> **Exercise brief**:
Could you carry on the forum thread about welding in car floor boards from the point where it stops?

THANKS THIS IS WHAT I WAS LOOKING FOR.... YOU GET DOWN KAKALAK!
WILL A 110 MIG WIRE WELDER WORK FOR THIS? IM THINKING ABOUT GETTING ONE... AND WHAT DID YOU USE TO SEAL IT?


----------



## KAKALAK (Mar 11, 2005)

> _Originally posted by BrownAzt3ka_@Mar 31 2010, 10:45 AM~17053460
> *THANKS THIS IS WHAT I WAS LOOKING FOR....  YOU GET DOWN KAKALAK!
> WILL A 110 MIG WIRE WELDER WORK FOR THIS? IM THINKING ABOUT GETTING ONE... AND WHAT DID YOU USE TO SEAL IT?
> *


the welder will work, I sealed it with seam sealer


----------



## hi_ryder (Jan 22, 2007)

they are pretty expensive aftermarket. shermanparts.com sells them for $230 each. you might be better off getting some from salvage. and it looks like from the listing the floor boards are the same from 78 - 87 for a bunch of the Gm cars so theres plenty to choose from... there listed under malibu too.


----------



## redline (Sep 16, 2005)

> **Supplied material**:
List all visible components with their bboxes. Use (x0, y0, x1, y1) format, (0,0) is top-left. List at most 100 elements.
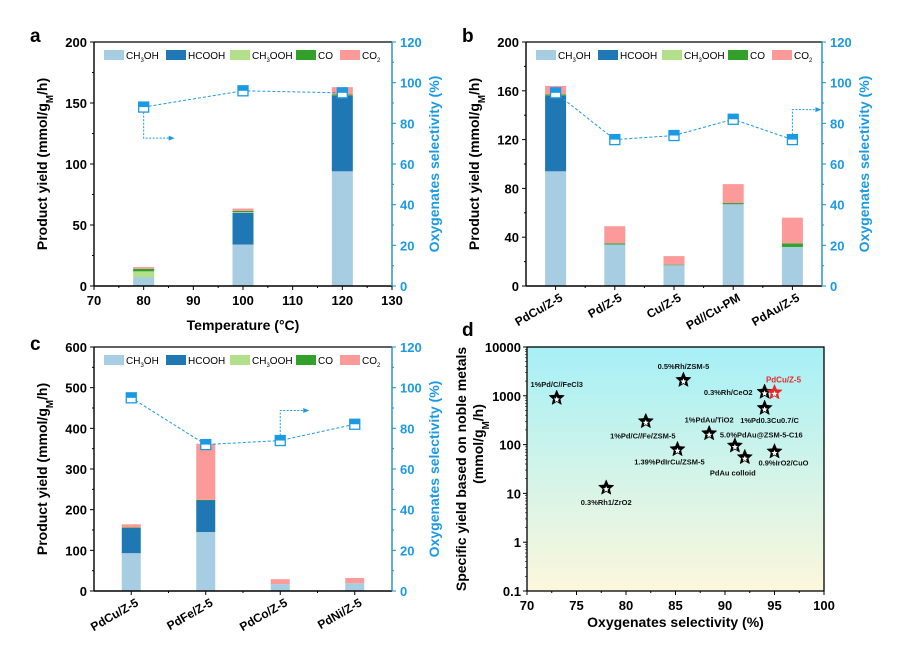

> **Exercise response**:
> _Originally posted by BrownAzt3ka_@Mar 29 2010, 07:14 PM~17035882
> *Here's the pics....
> 
> 
> ...


u need a welder a.s.a.p! :run:


----------



## KAKALAK (Mar 11, 2005)

> _Originally posted by redline_@Apr 2 2010, 09:47 PM~17080355
> *u need a welder a.s.a.p! :run:
> *


and a sawzall :yessad:


----------



## cutebratt04 (Sep 9, 2009)

> _Originally posted by redline+Apr 2 2010, 07:47 PM~17080355-->
> 
> 
> 
> ...


X5 Lol! :yessad:


----------



## BrownAzt3ka (May 4, 2008)

> _Originally posted by KAKALAK_@Apr 2 2010, 11:07 PM~17082624
> *and a sawzall :yessad:
> *


WHAT GAUGE IS THE SHEET METAL? 

I HAVE A DEWALT SAWZALL... PROBABLY GONNA PICK UP A 115 HOBART WIRE WELDER IN A FEW DAYS.... THAT'S SHOULD BE GOOD RIGHT? 
IT DOES 18 GUAGE- 3/16" METAL...


----------



## redline (Sep 16, 2005)

> _Originally posted by BrownAzt3ka_@Apr 5 2010, 11:39 AM~17099444
> *WHAT GAUGE IS THE SHEET METAL?
> 
> I HAVE A DEWALT SAWZALL... PROBABLY GONNA PICK UP A 115 HOBART WIRE WELDER IN A FEW DAYS.... THAT'S SHOULD BE GOOD RIGHT?
> ...


that should be good.if u dont have the money to buy it right now im sure u can rent one.make sure u do lil stitch welds around the new panels u dont wanna warp your fresh metal.


----------



## BrownAzt3ka (May 4, 2008)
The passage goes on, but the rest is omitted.